_What this task involves_
Transcribe the material in full. Nothing should differ except that the pictures are left out.

Records from a data collection:
##############################

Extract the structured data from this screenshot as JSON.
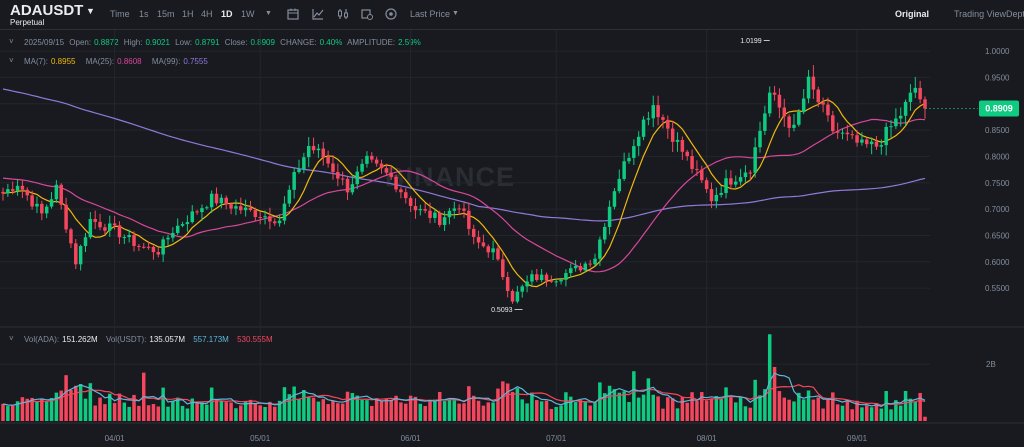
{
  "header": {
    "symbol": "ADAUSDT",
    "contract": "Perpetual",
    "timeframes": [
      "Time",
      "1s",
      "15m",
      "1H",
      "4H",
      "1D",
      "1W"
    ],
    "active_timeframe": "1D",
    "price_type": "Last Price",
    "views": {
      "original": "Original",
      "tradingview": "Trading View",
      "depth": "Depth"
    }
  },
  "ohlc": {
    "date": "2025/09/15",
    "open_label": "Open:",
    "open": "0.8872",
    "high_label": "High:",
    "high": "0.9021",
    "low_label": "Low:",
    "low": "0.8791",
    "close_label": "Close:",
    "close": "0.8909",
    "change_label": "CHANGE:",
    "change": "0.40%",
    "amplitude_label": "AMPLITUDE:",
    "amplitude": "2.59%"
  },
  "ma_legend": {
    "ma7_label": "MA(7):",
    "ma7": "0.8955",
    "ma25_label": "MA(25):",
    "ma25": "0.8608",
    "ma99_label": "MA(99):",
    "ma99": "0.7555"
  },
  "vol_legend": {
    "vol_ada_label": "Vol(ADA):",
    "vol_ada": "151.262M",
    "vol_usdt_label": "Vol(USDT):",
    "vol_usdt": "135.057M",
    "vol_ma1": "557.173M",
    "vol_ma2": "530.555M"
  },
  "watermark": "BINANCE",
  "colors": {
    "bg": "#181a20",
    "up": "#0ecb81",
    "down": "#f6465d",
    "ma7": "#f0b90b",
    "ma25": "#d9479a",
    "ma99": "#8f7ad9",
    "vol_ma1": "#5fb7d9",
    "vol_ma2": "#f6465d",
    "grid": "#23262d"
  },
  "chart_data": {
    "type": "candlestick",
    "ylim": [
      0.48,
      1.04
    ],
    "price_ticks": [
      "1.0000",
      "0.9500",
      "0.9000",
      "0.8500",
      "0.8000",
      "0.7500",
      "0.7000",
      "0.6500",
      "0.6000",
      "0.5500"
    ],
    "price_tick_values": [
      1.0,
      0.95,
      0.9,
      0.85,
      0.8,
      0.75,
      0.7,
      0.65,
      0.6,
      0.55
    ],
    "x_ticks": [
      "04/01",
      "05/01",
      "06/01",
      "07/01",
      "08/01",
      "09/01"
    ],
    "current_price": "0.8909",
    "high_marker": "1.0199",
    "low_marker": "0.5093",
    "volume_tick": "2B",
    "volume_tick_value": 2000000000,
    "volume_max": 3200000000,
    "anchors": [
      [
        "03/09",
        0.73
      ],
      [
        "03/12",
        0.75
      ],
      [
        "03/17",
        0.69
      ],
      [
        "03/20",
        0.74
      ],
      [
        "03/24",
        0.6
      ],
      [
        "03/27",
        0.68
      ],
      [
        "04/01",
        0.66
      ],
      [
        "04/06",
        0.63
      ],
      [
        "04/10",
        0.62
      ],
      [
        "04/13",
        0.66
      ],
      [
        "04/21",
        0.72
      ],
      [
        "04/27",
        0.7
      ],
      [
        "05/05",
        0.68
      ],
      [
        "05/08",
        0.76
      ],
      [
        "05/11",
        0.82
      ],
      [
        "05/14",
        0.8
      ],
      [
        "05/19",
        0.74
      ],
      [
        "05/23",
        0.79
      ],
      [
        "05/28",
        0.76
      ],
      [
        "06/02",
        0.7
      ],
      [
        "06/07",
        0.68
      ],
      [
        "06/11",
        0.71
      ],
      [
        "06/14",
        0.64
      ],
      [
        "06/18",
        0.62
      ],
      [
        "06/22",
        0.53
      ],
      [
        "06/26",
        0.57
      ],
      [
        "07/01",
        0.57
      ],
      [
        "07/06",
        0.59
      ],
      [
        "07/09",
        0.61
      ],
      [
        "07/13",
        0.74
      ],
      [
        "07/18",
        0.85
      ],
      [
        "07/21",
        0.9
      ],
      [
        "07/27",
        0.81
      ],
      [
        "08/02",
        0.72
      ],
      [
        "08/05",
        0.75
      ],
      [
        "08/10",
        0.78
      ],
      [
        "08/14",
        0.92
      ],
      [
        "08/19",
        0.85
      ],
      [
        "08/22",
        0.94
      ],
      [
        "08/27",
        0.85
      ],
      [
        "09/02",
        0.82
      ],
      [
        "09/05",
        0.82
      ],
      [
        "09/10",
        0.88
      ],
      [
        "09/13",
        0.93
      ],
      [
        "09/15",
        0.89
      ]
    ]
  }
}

##############################

_Exercise result_
Extract the structured data from this screenshot as JSON.
{
  "header": {
    "symbol": "ADAUSDT",
    "contract": "Perpetual",
    "timeframes": [
      "Time",
      "1s",
      "15m",
      "1H",
      "4H",
      "1D",
      "1W"
    ],
    "active_timeframe": "1D",
    "price_type": "Last Price",
    "views": {
      "original": "Original",
      "tradingview": "Trading View",
      "depth": "Depth"
    }
  },
  "ohlc": {
    "date": "2025/09/15",
    "open_label": "Open:",
    "open": "0.8872",
    "high_label": "High:",
    "high": "0.9021",
    "low_label": "Low:",
    "low": "0.8791",
    "close_label": "Close:",
    "close": "0.8909",
    "change_label": "CHANGE:",
    "change": "0.40%",
    "amplitude_label": "AMPLITUDE:",
    "amplitude": "2.59%"
  },
  "ma_legend": {
    "ma7_label": "MA(7):",
    "ma7": "0.8955",
    "ma25_label": "MA(25):",
    "ma25": "0.8608",
    "ma99_label": "MA(99):",
    "ma99": "0.7555"
  },
  "vol_legend": {
    "vol_ada_label": "Vol(ADA):",
    "vol_ada": "151.262M",
    "vol_usdt_label": "Vol(USDT):",
    "vol_usdt": "135.057M",
    "vol_ma1": "557.173M",
    "vol_ma2": "530.555M"
  },
  "watermark": "BINANCE",
  "colors": {
    "bg": "#181a20",
    "up": "#0ecb81",
    "down": "#f6465d",
    "ma7": "#f0b90b",
    "ma25": "#d9479a",
    "ma99": "#8f7ad9",
    "vol_ma1": "#5fb7d9",
    "vol_ma2": "#f6465d",
    "grid": "#23262d"
  },
  "chart_data": {
    "type": "candlestick",
    "ylim": [
      0.48,
      1.04
    ],
    "price_ticks": [
      "1.0000",
      "0.9500",
      "0.9000",
      "0.8500",
      "0.8000",
      "0.7500",
      "0.7000",
      "0.6500",
      "0.6000",
      "0.5500"
    ],
    "price_tick_values": [
      1.0,
      0.95,
      0.9,
      0.85,
      0.8,
      0.75,
      0.7,
      0.65,
      0.6,
      0.55
    ],
    "x_ticks": [
      "04/01",
      "05/01",
      "06/01",
      "07/01",
      "08/01",
      "09/01"
    ],
    "current_price": "0.8909",
    "high_marker": "1.0199",
    "low_marker": "0.5093",
    "volume_tick": "2B",
    "volume_tick_value": 2000000000,
    "volume_max": 3200000000,
    "anchors": [
      [
        "03/09",
        0.73
      ],
      [
        "03/12",
        0.75
      ],
      [
        "03/17",
        0.69
      ],
      [
        "03/20",
        0.74
      ],
      [
        "03/24",
        0.6
      ],
      [
        "03/27",
        0.68
      ],
      [
        "04/01",
        0.66
      ],
      [
        "04/06",
        0.63
      ],
      [
        "04/10",
        0.62
      ],
      [
        "04/13",
        0.66
      ],
      [
        "04/21",
        0.72
      ],
      [
        "04/27",
        0.7
      ],
      [
        "05/05",
        0.68
      ],
      [
        "05/08",
        0.76
      ],
      [
        "05/11",
        0.82
      ],
      [
        "05/14",
        0.8
      ],
      [
        "05/19",
        0.74
      ],
      [
        "05/23",
        0.79
      ],
      [
        "05/28",
        0.76
      ],
      [
        "06/02",
        0.7
      ],
      [
        "06/07",
        0.68
      ],
      [
        "06/11",
        0.71
      ],
      [
        "06/14",
        0.64
      ],
      [
        "06/18",
        0.62
      ],
      [
        "06/22",
        0.53
      ],
      [
        "06/26",
        0.57
      ],
      [
        "07/01",
        0.57
      ],
      [
        "07/06",
        0.59
      ],
      [
        "07/09",
        0.61
      ],
      [
        "07/13",
        0.74
      ],
      [
        "07/18",
        0.85
      ],
      [
        "07/21",
        0.9
      ],
      [
        "07/27",
        0.81
      ],
      [
        "08/02",
        0.72
      ],
      [
        "08/05",
        0.75
      ],
      [
        "08/10",
        0.78
      ],
      [
        "08/14",
        0.92
      ],
      [
        "08/19",
        0.85
      ],
      [
        "08/22",
        0.94
      ],
      [
        "08/27",
        0.85
      ],
      [
        "09/02",
        0.82
      ],
      [
        "09/05",
        0.82
      ],
      [
        "09/10",
        0.88
      ],
      [
        "09/13",
        0.93
      ],
      [
        "09/15",
        0.89
      ]
    ]
  }
}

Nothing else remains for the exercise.